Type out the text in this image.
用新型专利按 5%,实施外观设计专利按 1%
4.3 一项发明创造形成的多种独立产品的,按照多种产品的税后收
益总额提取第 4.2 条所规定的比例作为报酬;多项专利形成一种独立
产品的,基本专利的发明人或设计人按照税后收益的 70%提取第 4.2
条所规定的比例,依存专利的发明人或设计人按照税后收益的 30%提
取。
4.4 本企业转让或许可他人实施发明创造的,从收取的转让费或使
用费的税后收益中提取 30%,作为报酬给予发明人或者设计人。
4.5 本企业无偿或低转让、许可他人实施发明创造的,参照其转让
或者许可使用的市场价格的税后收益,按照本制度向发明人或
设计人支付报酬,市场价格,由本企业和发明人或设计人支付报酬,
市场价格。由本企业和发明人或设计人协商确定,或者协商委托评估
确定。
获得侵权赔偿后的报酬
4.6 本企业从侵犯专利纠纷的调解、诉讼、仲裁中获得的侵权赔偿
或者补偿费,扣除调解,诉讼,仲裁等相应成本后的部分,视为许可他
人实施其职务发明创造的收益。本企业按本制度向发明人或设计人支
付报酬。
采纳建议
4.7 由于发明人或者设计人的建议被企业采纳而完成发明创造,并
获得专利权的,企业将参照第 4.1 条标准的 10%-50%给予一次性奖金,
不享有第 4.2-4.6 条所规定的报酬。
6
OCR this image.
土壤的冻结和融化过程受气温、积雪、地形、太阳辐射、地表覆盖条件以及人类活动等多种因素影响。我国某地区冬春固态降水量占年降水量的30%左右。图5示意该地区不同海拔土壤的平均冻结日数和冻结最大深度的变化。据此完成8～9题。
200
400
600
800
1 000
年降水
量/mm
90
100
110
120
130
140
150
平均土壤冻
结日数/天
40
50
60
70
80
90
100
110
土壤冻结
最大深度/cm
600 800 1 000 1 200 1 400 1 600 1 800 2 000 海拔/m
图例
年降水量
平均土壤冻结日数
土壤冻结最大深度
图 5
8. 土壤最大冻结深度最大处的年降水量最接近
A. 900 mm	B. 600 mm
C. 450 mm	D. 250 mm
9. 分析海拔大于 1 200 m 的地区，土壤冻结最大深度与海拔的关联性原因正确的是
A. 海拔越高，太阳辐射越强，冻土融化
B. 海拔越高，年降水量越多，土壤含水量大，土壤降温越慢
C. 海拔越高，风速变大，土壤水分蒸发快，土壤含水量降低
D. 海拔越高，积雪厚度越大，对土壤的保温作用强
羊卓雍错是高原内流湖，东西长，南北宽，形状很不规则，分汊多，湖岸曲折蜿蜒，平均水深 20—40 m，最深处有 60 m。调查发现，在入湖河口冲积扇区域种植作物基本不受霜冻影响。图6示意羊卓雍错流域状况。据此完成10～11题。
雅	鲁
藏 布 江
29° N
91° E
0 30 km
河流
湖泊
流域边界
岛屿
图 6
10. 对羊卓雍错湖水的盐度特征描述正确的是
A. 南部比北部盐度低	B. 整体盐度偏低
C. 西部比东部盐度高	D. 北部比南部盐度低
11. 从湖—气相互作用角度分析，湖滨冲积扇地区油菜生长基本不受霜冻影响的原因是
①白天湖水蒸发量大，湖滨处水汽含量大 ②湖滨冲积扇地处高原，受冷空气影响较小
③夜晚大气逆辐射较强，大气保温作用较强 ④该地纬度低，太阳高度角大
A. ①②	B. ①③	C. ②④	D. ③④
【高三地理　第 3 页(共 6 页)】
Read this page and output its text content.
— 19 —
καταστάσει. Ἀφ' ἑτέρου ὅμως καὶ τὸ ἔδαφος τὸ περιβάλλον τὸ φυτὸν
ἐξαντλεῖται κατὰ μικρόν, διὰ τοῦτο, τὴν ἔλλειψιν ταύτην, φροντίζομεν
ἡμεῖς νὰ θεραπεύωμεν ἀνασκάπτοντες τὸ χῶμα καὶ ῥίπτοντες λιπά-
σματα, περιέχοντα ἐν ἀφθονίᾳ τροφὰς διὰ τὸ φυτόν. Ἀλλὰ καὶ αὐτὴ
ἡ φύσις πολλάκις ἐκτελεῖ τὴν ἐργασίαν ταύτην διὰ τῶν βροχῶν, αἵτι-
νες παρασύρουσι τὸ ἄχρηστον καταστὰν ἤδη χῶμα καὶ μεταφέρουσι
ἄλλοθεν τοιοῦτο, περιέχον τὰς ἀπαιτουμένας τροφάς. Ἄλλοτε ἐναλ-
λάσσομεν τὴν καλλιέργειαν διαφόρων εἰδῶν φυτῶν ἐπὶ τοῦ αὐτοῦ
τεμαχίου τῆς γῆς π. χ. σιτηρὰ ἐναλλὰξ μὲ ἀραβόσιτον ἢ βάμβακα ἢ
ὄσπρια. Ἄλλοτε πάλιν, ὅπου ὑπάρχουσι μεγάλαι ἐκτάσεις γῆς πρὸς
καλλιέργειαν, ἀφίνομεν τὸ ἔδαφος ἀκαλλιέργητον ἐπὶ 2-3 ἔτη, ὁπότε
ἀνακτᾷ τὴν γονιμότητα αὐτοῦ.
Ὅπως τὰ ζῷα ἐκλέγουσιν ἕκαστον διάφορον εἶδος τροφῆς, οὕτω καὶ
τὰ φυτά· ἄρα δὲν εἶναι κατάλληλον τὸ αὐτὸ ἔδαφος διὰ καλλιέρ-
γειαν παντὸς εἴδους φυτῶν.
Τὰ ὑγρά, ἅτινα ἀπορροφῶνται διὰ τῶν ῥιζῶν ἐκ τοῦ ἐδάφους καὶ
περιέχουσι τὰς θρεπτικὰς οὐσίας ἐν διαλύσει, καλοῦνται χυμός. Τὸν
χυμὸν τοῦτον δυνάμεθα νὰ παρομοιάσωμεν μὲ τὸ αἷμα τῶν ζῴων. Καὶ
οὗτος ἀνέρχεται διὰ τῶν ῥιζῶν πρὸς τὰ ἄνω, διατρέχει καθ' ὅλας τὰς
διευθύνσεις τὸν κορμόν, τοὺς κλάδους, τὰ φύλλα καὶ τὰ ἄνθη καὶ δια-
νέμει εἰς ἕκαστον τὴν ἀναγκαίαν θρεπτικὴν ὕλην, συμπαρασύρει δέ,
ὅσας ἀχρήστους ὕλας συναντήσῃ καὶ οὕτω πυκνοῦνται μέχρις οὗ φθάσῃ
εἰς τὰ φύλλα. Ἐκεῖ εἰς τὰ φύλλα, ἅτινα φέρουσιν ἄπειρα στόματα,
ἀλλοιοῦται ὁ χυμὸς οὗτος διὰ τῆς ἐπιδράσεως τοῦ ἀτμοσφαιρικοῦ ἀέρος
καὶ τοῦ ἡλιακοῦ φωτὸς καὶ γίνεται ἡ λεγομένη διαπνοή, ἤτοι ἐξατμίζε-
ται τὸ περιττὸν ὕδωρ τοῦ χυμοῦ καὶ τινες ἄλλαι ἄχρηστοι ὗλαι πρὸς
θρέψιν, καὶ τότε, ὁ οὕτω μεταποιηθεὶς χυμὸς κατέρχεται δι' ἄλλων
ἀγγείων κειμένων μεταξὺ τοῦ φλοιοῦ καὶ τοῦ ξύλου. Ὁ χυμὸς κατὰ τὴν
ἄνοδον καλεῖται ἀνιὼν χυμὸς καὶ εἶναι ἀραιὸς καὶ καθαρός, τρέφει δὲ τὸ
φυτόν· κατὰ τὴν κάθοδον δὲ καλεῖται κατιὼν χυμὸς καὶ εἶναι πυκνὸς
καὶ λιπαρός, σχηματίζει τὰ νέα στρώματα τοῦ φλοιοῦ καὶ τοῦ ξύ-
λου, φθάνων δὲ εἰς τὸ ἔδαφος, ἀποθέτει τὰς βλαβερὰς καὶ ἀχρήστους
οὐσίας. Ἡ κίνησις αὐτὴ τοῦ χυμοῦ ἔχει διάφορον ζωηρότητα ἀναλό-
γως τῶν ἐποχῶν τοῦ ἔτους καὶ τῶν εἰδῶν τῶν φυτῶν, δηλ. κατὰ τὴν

※ ※ ※

● **PROBLEM TO WORK ON**
Identify and copy all lines with the word "φύλλα".

● **RESULT OF THIS EXERCISE**
διευθύνσεις τὸν κορμόν, τοὺς κλάδους, τὰ φύλλα καὶ τὰ ἄνθη καὶ δια-
εἰς τὰ φύλλα. Ἐκεῖ εἰς τὰ φύλλα, ἅτινα φέρουσιν ἄπειρα στόματα,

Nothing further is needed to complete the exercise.